What to work on: Write out the full listing exactly as given, minus the images.

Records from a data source
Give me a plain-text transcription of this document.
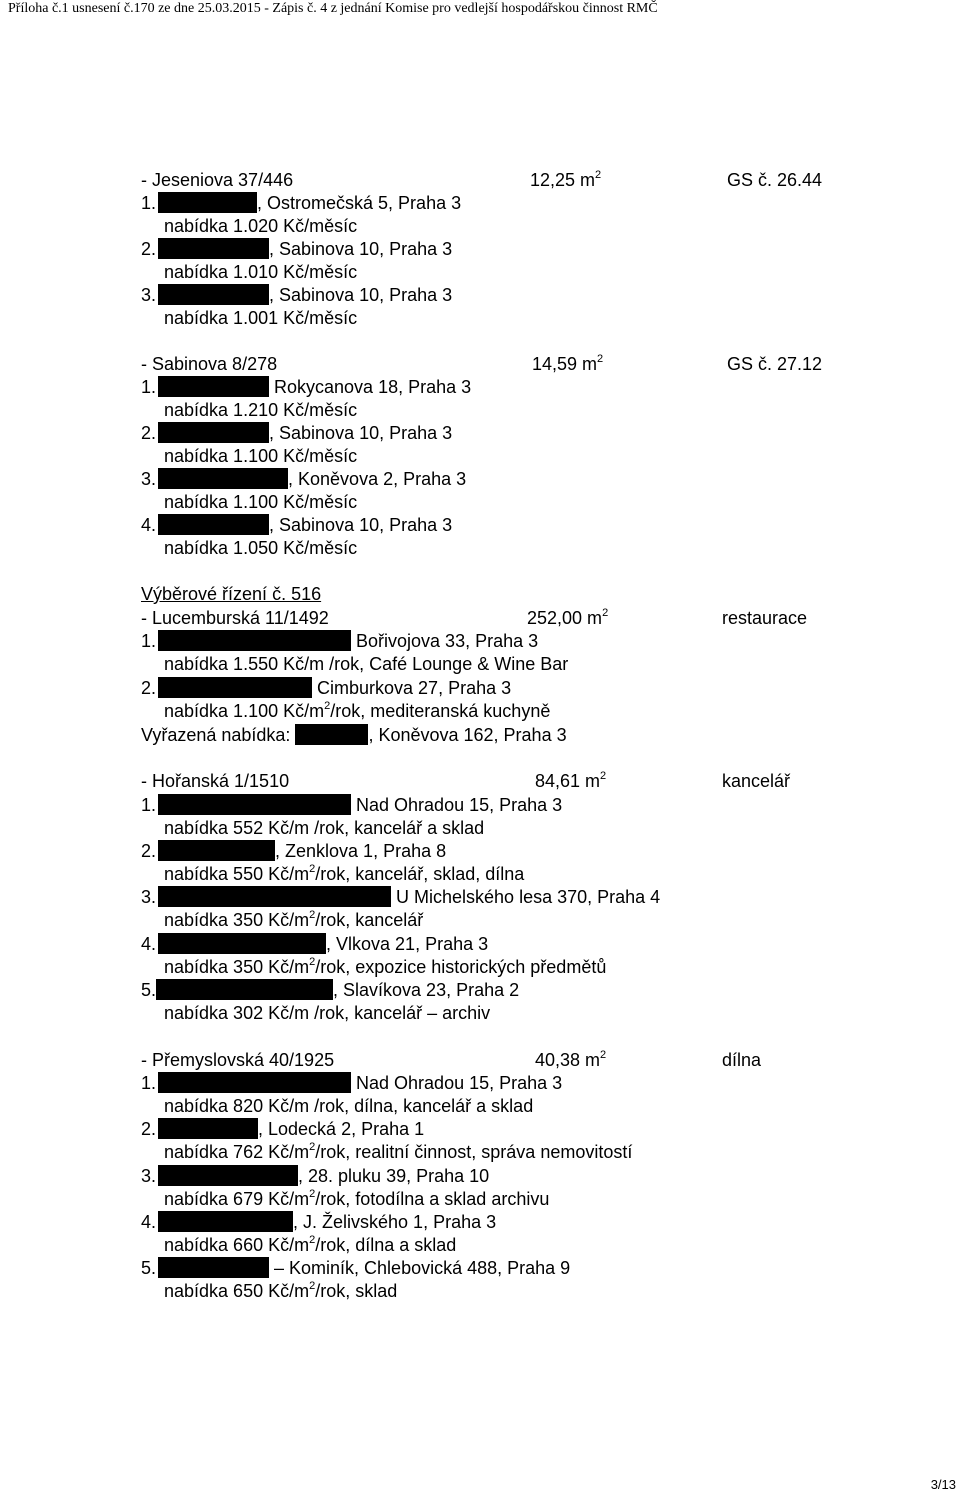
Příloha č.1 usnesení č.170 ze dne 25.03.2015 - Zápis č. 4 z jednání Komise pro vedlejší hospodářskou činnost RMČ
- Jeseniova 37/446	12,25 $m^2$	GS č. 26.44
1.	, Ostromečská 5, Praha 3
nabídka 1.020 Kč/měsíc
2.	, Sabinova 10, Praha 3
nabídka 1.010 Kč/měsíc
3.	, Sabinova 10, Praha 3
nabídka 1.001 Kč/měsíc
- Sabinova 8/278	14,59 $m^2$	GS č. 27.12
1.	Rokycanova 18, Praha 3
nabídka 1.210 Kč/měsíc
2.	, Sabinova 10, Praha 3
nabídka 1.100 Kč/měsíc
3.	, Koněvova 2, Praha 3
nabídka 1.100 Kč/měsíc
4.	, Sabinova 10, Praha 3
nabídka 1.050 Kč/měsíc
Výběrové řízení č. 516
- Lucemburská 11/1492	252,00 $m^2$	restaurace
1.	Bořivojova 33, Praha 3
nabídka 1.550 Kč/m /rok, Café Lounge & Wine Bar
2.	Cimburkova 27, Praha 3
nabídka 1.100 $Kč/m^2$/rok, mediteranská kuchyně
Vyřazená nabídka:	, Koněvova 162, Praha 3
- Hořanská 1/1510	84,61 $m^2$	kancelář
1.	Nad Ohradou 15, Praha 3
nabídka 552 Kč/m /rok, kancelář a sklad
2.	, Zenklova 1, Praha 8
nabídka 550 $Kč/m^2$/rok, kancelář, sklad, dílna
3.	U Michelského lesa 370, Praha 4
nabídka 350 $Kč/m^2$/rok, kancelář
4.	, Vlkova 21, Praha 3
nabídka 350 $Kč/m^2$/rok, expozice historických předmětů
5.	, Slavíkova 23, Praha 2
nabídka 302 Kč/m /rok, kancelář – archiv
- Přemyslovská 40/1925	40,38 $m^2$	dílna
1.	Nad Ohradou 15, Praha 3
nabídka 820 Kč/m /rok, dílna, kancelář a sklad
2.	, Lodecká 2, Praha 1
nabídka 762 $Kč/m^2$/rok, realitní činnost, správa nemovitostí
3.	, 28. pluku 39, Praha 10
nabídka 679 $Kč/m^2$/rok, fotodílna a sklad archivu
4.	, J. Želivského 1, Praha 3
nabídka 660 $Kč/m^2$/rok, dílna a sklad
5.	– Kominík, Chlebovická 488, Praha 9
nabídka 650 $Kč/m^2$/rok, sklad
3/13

Response to the task:
Give me a plain-text transcription of this document.
Příloha č.1 usnesení č.170 ze dne 25.03.2015 - Zápis č. 4 z jednání Komise pro vedlejší hospodářskou činnost RMČ
- Jeseniova 37/446	12,25 $m^2$	GS č. 26.44
1.	, Ostromečská 5, Praha 3
nabídka 1.020 Kč/měsíc
2.	, Sabinova 10, Praha 3
nabídka 1.010 Kč/měsíc
3.	, Sabinova 10, Praha 3
nabídka 1.001 Kč/měsíc
- Sabinova 8/278	14,59 $m^2$	GS č. 27.12
1.	Rokycanova 18, Praha 3
nabídka 1.210 Kč/měsíc
2.	, Sabinova 10, Praha 3
nabídka 1.100 Kč/měsíc
3.	, Koněvova 2, Praha 3
nabídka 1.100 Kč/měsíc
4.	, Sabinova 10, Praha 3
nabídka 1.050 Kč/měsíc
Výběrové řízení č. 516
- Lucemburská 11/1492	252,00 $m^2$	restaurace
1.	Bořivojova 33, Praha 3
nabídka 1.550 Kč/m /rok, Café Lounge & Wine Bar
2.	Cimburkova 27, Praha 3
nabídka 1.100 $Kč/m^2$/rok, mediteranská kuchyně
Vyřazená nabídka:	, Koněvova 162, Praha 3
- Hořanská 1/1510	84,61 $m^2$	kancelář
1.	Nad Ohradou 15, Praha 3
nabídka 552 Kč/m /rok, kancelář a sklad
2.	, Zenklova 1, Praha 8
nabídka 550 $Kč/m^2$/rok, kancelář, sklad, dílna
3.	U Michelského lesa 370, Praha 4
nabídka 350 $Kč/m^2$/rok, kancelář
4.	, Vlkova 21, Praha 3
nabídka 350 $Kč/m^2$/rok, expozice historických předmětů
5.	, Slavíkova 23, Praha 2
nabídka 302 Kč/m /rok, kancelář – archiv
- Přemyslovská 40/1925	40,38 $m^2$	dílna
1.	Nad Ohradou 15, Praha 3
nabídka 820 Kč/m /rok, dílna, kancelář a sklad
2.	, Lodecká 2, Praha 1
nabídka 762 $Kč/m^2$/rok, realitní činnost, správa nemovitostí
3.	, 28. pluku 39, Praha 10
nabídka 679 $Kč/m^2$/rok, fotodílna a sklad archivu
4.	, J. Želivského 1, Praha 3
nabídka 660 $Kč/m^2$/rok, dílna a sklad
5.	– Kominík, Chlebovická 488, Praha 9
nabídka 650 $Kč/m^2$/rok, sklad
3/13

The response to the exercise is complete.